• **AIM**
Filter the entries and keep only the lines where the string "social" appears.

Saved entries:
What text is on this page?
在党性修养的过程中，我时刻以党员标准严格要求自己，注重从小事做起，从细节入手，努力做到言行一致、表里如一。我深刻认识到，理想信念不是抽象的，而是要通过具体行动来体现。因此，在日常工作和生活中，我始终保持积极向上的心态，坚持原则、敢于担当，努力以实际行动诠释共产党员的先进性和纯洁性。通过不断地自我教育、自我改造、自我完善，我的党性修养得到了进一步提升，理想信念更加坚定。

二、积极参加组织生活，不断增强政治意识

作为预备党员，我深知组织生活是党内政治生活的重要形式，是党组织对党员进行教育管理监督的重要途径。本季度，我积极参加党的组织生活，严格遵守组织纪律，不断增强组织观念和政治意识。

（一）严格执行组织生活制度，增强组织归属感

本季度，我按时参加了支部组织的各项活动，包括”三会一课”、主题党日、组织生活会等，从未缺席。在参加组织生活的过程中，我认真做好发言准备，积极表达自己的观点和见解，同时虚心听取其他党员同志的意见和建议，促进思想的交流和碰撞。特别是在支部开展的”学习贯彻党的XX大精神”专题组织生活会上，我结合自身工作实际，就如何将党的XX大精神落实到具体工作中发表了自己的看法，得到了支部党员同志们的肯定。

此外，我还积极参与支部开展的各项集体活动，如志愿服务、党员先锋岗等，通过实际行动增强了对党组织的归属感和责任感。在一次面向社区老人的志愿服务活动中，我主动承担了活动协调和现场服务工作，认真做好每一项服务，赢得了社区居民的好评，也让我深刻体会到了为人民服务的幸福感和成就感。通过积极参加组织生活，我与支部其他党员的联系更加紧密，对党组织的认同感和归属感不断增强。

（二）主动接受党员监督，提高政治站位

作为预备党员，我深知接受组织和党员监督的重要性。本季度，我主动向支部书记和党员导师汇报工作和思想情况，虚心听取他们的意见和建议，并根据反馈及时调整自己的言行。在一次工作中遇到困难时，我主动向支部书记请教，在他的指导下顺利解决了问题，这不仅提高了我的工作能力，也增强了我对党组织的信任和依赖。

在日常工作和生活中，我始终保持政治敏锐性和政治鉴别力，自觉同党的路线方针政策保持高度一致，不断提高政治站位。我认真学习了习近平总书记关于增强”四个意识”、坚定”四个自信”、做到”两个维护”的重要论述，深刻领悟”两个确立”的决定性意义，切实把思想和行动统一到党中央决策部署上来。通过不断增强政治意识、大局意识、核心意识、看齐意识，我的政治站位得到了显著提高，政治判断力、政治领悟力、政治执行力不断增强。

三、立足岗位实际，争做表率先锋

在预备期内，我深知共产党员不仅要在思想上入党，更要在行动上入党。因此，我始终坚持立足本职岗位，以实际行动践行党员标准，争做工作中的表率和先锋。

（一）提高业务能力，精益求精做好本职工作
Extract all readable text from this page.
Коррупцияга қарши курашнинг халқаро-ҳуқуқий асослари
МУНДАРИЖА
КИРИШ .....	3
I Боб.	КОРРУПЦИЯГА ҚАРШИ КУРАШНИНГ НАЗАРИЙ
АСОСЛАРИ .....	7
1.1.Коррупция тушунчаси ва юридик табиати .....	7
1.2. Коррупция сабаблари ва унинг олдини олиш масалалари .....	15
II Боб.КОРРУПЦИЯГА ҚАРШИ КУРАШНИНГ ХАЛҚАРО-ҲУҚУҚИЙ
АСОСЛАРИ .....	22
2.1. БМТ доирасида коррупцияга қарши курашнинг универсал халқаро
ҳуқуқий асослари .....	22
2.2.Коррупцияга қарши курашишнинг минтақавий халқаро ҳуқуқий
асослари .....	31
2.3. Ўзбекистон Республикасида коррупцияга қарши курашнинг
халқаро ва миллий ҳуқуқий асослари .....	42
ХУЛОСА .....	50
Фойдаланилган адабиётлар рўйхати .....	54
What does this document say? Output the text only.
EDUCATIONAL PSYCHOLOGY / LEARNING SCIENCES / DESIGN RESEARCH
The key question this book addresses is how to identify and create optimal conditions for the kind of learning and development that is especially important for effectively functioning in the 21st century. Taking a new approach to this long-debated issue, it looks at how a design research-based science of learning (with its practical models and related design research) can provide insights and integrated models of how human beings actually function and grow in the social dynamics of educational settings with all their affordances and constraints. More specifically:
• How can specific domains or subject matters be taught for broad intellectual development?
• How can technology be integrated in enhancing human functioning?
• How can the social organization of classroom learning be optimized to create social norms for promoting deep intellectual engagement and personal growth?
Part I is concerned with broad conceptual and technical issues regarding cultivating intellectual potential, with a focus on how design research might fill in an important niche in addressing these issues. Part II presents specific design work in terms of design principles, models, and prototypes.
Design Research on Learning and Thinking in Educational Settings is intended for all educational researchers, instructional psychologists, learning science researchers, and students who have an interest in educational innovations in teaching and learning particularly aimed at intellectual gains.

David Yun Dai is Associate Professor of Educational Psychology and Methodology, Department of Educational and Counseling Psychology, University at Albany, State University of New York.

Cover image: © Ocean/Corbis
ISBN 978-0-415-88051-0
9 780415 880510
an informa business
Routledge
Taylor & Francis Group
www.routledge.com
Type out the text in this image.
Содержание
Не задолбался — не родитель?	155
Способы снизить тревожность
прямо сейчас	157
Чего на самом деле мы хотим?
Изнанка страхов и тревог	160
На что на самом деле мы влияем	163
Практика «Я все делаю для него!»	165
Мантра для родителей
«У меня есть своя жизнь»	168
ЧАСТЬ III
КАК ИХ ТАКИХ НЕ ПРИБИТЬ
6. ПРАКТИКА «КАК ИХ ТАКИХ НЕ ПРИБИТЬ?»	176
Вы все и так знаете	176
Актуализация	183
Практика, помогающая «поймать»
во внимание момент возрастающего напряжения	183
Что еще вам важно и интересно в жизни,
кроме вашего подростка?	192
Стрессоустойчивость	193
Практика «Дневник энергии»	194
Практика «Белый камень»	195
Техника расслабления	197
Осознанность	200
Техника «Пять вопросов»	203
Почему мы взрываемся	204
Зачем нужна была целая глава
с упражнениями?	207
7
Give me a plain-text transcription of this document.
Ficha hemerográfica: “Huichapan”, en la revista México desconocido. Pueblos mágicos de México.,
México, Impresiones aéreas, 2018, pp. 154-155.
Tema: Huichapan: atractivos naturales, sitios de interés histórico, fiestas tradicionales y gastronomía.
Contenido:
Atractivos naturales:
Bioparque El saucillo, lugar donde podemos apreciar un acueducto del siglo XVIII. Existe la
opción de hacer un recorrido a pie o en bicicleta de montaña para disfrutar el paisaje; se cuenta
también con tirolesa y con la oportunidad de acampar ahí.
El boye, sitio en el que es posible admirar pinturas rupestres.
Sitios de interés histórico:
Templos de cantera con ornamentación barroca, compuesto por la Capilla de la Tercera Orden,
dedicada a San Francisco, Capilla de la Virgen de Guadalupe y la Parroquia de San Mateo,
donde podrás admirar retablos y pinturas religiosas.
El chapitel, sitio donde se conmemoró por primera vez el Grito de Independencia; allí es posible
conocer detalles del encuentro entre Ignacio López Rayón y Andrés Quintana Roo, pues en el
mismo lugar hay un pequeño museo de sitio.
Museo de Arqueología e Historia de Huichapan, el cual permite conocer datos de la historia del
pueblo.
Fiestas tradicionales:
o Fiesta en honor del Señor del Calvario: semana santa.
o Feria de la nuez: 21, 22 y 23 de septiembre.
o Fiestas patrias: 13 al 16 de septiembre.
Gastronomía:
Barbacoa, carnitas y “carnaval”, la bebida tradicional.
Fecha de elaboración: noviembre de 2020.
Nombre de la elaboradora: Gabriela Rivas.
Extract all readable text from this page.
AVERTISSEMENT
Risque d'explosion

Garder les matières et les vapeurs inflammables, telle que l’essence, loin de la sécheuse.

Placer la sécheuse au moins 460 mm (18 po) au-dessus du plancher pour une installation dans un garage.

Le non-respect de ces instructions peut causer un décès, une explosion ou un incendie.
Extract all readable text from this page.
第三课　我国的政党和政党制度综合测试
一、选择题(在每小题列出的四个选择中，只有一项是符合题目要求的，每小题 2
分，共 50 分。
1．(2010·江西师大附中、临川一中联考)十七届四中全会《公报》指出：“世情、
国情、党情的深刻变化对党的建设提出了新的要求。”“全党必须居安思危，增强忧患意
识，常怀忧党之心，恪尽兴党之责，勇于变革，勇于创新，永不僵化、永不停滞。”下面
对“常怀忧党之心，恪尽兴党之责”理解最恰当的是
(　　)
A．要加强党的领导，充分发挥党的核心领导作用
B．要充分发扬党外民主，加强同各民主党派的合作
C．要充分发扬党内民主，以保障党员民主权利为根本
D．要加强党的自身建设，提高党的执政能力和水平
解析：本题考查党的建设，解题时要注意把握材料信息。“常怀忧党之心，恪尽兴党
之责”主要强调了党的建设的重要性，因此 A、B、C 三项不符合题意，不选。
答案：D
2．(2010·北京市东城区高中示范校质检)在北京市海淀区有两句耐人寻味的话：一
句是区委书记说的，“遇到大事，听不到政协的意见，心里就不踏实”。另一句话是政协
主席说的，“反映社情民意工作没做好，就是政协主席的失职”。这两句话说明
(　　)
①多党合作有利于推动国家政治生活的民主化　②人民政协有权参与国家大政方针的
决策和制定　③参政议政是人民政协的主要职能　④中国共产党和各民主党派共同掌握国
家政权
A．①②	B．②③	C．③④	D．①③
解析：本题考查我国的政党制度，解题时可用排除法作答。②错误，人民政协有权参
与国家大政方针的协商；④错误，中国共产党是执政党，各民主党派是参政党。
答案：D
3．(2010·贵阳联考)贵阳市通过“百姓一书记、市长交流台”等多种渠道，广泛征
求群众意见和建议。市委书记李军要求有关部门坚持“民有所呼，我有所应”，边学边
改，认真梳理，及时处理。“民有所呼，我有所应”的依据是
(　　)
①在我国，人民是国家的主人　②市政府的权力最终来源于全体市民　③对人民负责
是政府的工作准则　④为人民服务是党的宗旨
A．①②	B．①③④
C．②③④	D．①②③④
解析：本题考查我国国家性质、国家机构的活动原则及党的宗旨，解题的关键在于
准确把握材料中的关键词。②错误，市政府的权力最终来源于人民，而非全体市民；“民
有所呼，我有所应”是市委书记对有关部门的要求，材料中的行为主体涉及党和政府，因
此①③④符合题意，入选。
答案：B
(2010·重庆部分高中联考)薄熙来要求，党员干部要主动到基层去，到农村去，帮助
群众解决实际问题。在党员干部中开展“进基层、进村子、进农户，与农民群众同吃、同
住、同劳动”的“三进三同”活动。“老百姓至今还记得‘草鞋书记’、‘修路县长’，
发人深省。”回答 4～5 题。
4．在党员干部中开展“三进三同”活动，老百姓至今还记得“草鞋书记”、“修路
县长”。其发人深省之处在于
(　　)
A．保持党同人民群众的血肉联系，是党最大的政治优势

• **ANSWER TO THE EXERCISE**
The key question this book addresses is how to identify and create optimal conditions for the kind of learning and development that is especially important for effectively functioning in the 21st century. Taking a new approach to this long-debated issue, it looks at how a design research-based science of learning (with its practical models and related design research) can provide insights and integrated models of how human beings actually function and grow in the social dynamics of educational settings with all their affordances and constraints. More specifically:
• How can the social organization of classroom learning be optimized to create social norms for promoting deep intellectual engagement and personal growth?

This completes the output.